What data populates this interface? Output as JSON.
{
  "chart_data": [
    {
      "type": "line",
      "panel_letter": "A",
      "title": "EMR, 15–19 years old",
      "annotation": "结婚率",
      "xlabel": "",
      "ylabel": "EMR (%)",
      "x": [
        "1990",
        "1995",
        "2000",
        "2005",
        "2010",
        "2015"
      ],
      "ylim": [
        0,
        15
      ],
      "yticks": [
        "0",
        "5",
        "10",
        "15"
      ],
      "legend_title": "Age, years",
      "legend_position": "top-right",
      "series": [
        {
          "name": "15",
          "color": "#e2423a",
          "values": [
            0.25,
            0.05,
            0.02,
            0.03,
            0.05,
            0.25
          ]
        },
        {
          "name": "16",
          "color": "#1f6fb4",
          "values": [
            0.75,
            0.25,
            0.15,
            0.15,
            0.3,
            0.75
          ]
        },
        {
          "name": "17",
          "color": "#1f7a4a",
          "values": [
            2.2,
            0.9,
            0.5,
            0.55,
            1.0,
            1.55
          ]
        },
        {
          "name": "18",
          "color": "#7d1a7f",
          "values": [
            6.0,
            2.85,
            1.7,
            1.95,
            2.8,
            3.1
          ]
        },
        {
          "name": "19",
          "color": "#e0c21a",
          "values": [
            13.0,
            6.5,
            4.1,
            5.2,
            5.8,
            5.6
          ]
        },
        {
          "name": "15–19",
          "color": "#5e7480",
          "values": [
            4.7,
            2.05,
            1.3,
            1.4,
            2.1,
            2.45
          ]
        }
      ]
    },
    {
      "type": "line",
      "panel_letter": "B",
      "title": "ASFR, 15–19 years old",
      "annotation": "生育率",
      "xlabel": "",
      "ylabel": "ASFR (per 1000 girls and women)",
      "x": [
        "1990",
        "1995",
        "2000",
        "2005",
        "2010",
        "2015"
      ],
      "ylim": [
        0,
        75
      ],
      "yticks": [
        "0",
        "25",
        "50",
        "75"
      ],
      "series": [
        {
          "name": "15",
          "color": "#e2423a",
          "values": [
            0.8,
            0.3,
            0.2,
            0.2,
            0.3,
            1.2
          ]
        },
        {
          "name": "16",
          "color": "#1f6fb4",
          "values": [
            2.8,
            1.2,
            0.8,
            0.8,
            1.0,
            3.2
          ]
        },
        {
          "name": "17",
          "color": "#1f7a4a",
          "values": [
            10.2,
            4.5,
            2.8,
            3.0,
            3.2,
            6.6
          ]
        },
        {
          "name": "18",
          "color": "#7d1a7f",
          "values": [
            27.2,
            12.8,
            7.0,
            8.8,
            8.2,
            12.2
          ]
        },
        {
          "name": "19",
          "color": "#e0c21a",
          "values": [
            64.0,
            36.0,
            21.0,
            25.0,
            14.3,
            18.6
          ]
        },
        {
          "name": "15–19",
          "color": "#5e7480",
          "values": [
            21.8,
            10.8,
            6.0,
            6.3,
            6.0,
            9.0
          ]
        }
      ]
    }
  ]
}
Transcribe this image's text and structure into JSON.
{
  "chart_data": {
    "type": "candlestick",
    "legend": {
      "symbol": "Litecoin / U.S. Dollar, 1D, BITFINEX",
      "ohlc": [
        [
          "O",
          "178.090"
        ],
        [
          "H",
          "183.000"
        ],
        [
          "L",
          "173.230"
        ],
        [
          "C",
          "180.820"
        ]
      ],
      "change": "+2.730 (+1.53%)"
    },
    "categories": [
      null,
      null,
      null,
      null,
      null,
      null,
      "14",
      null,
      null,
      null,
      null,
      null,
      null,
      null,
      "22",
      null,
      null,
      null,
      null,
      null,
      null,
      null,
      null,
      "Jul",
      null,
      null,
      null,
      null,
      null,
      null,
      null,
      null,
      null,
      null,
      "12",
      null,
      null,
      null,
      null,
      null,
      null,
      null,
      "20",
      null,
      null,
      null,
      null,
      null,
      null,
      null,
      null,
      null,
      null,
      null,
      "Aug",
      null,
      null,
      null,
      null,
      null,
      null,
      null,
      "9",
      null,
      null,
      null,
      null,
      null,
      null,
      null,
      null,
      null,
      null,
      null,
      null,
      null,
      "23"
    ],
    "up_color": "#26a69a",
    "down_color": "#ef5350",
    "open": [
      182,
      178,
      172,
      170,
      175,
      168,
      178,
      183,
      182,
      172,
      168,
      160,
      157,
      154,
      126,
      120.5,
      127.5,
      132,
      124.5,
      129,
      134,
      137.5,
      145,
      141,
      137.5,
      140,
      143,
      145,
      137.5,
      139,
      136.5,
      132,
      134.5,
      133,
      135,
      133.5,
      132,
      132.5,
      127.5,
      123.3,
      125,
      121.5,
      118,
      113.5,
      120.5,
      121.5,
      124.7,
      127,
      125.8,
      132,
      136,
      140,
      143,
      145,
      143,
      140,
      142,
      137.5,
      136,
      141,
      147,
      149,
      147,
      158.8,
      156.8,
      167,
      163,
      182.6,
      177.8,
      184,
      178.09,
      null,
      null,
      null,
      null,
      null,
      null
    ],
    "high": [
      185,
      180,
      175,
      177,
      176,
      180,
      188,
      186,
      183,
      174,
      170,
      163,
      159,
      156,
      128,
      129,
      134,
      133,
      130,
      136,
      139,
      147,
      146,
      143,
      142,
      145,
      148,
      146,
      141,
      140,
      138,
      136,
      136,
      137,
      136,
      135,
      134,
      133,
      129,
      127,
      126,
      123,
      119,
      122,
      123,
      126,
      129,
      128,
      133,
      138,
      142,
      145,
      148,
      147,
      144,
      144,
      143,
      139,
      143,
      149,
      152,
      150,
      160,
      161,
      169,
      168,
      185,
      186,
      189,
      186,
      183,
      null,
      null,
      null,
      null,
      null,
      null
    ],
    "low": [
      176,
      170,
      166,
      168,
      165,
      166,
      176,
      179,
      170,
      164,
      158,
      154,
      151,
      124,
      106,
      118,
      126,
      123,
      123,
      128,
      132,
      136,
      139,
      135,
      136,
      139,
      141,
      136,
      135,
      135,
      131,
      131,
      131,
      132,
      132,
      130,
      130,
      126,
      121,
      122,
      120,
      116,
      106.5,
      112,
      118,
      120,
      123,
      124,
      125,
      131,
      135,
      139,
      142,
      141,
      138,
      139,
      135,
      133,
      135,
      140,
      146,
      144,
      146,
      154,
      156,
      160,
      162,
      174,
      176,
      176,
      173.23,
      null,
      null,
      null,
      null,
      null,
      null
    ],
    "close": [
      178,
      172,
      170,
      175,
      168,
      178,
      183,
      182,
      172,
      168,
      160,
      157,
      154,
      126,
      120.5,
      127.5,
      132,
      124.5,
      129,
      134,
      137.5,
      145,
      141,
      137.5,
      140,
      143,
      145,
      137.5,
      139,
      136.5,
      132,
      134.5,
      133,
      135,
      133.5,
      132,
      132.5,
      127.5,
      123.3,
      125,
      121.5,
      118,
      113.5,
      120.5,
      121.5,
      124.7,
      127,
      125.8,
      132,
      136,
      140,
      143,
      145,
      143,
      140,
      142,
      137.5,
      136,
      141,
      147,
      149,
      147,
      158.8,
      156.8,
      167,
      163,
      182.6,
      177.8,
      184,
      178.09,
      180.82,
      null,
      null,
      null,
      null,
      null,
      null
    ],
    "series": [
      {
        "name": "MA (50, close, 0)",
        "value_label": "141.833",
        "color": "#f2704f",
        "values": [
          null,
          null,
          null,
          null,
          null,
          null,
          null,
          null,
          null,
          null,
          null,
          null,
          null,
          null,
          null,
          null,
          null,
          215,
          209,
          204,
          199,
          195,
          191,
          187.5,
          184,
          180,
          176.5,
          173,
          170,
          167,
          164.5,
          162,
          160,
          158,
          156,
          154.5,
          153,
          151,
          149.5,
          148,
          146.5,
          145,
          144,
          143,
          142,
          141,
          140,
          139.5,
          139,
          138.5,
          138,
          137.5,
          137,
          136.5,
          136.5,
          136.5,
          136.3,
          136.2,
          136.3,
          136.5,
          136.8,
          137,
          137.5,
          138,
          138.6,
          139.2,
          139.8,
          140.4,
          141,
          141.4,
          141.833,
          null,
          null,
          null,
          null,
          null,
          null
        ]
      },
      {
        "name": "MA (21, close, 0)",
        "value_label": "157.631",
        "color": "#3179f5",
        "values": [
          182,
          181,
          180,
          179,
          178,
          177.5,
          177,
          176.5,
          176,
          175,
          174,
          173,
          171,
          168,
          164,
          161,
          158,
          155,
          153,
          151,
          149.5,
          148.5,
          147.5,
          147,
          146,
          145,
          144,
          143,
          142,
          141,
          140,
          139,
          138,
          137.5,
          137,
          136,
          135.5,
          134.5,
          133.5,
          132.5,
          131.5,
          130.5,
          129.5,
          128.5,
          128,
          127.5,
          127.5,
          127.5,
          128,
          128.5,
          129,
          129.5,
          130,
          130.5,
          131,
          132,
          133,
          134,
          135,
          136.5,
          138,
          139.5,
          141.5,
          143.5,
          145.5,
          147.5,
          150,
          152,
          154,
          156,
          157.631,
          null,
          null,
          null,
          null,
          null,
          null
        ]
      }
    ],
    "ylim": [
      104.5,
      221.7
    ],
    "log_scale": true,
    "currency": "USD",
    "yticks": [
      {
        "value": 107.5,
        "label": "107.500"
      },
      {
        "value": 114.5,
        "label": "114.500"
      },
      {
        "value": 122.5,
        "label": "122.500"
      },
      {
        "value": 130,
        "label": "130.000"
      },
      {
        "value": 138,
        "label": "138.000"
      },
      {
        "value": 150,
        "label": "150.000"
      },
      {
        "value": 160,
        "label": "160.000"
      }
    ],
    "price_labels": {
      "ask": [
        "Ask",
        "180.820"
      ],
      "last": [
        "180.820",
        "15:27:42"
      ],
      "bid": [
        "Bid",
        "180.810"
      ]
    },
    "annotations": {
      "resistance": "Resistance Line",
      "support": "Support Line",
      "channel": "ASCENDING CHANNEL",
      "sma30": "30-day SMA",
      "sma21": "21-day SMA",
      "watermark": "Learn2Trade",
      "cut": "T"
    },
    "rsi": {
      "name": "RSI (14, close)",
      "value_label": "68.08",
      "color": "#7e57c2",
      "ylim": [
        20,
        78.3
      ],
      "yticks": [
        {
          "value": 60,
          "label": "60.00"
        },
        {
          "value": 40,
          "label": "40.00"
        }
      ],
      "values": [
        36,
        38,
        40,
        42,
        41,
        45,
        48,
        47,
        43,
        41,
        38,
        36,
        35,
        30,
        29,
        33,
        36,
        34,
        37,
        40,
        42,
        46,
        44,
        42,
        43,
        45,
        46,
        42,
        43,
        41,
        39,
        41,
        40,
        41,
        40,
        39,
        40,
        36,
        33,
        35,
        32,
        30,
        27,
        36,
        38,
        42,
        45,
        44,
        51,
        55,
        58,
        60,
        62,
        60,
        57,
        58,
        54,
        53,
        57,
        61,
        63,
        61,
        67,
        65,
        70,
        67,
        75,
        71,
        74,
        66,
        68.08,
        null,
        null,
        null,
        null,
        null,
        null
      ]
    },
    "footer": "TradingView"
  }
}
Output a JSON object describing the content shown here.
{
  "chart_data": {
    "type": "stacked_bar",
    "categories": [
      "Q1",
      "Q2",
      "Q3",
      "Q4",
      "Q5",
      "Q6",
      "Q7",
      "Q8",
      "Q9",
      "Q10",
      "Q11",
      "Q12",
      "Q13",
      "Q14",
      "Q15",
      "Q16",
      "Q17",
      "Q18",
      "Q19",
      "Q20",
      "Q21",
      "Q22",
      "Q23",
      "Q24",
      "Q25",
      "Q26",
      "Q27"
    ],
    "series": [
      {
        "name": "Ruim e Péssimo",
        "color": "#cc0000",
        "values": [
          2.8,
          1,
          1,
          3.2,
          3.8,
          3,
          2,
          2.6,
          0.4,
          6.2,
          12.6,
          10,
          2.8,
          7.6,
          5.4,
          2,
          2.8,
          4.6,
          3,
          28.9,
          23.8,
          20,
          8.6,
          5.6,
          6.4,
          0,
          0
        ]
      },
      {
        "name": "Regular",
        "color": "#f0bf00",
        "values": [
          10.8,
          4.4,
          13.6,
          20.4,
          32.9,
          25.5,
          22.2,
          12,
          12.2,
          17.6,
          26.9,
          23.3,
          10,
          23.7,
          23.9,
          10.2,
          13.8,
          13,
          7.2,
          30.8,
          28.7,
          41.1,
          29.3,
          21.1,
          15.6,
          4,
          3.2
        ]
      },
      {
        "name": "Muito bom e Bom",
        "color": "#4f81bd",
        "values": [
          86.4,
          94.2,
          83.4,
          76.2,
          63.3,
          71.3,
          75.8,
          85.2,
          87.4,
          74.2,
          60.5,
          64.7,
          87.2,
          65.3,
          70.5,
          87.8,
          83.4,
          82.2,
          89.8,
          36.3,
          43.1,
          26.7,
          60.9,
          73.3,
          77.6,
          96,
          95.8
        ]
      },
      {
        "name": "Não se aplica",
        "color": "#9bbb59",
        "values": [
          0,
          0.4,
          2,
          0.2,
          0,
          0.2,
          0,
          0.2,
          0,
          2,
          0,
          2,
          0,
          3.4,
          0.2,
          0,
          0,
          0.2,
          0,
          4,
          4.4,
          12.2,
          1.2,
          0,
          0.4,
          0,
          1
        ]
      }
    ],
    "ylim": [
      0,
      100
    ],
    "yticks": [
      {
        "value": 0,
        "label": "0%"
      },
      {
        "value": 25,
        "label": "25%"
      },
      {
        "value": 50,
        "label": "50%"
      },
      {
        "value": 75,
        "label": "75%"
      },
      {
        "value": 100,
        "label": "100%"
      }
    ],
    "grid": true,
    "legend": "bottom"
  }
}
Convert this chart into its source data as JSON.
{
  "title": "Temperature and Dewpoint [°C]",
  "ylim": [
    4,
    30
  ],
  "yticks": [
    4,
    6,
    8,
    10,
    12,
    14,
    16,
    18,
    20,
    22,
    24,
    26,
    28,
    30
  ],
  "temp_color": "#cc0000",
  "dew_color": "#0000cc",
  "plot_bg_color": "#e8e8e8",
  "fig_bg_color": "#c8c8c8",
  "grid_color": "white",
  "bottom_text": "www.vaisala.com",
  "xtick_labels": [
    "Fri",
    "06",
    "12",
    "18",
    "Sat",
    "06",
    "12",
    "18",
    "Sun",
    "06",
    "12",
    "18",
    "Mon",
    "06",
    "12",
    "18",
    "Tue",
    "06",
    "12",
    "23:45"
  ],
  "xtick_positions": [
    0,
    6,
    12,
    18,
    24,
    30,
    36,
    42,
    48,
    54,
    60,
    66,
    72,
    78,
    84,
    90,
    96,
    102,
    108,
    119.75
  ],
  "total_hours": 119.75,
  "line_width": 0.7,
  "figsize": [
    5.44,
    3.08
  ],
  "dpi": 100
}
•••••
YOUR INSTRUCTIONS:
Check each line of the data above for the word "JSON" and say how many lines contain it, giving nothing besides the number.

THE ANSWER:
4